◆ **Request**: Report all lines from the entries below in which "JSON" appears.

##### Dataset extract #####

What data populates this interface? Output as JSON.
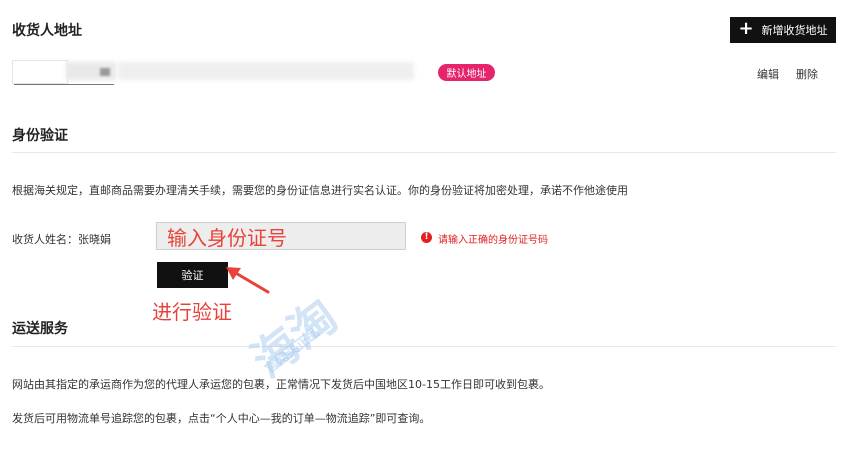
{
  "address_section": {
    "title": "收货人地址",
    "add_button_label": "新增收货地址",
    "default_badge": "默认地址",
    "edit_label": "编辑",
    "delete_label": "删除"
  },
  "identity_section": {
    "title": "身份验证",
    "notice": "根据海关规定，直邮商品需要办理清关手续，需要您的身份证信息进行实名认证。你的身份验证将加密处理，承诺不作他途使用",
    "name_label": "收货人姓名：张晓娟",
    "id_input_value": "输入身份证号",
    "error_message": "请输入正确的身份证号码",
    "verify_button_label": "验证",
    "annotation": "进行验证"
  },
  "shipping_section": {
    "title": "运送服务",
    "para1": "网站由其指定的承运商作为您的代理人承运您的包裹，正常情况下发货后中国地区10-15工作日即可收到包裹。",
    "para2": "发货后可用物流单号追踪您的包裹，点击“个人中心—我的订单—物流追踪”即可查询。"
  },
  "watermark": {
    "main": "海淘",
    "sub": "官网买正品"
  },
  "colors": {
    "accent_pink": "#e6246b",
    "annotation_red": "#e8433a",
    "error_red": "#e32020",
    "button_black": "#111111"
  },
  "icons": {
    "add": "plus-icon",
    "error": "exclamation-circle-icon",
    "pointer": "red-arrow-icon"
  }
}
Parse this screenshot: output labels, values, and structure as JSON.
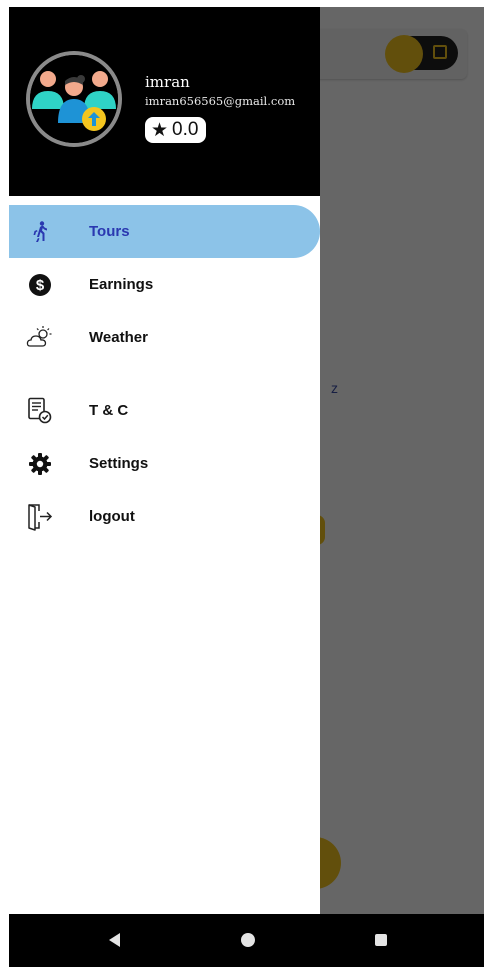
{
  "user": {
    "name": "imran",
    "email": "imran656565@gmail.com",
    "rating": "0.0",
    "rating_icon": "star-icon"
  },
  "menu": {
    "items": [
      {
        "label": "Tours",
        "icon": "walking-person-icon",
        "active": true
      },
      {
        "label": "Earnings",
        "icon": "dollar-coin-icon",
        "active": false
      },
      {
        "label": "Weather",
        "icon": "partly-cloudy-icon",
        "active": false
      },
      {
        "label": "T & C",
        "icon": "document-check-icon",
        "active": false
      },
      {
        "label": "Settings",
        "icon": "gear-icon",
        "active": false
      },
      {
        "label": "logout",
        "icon": "logout-icon",
        "active": false
      }
    ]
  },
  "background": {
    "floating_text": "z"
  },
  "colors": {
    "active_item_bg": "#8cc3e8",
    "active_item_text": "#2a38b0",
    "accent_yellow": "#f4c51f",
    "header_bg": "#000000"
  },
  "navbar": {
    "back_icon": "back-triangle-icon",
    "home_icon": "home-circle-icon",
    "recents_icon": "recents-square-icon"
  }
}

#####

◆ **Exercise output**:
What data populates this interface? Output as JSON.
Parse this screenshot: output labels, values, and structure as JSON.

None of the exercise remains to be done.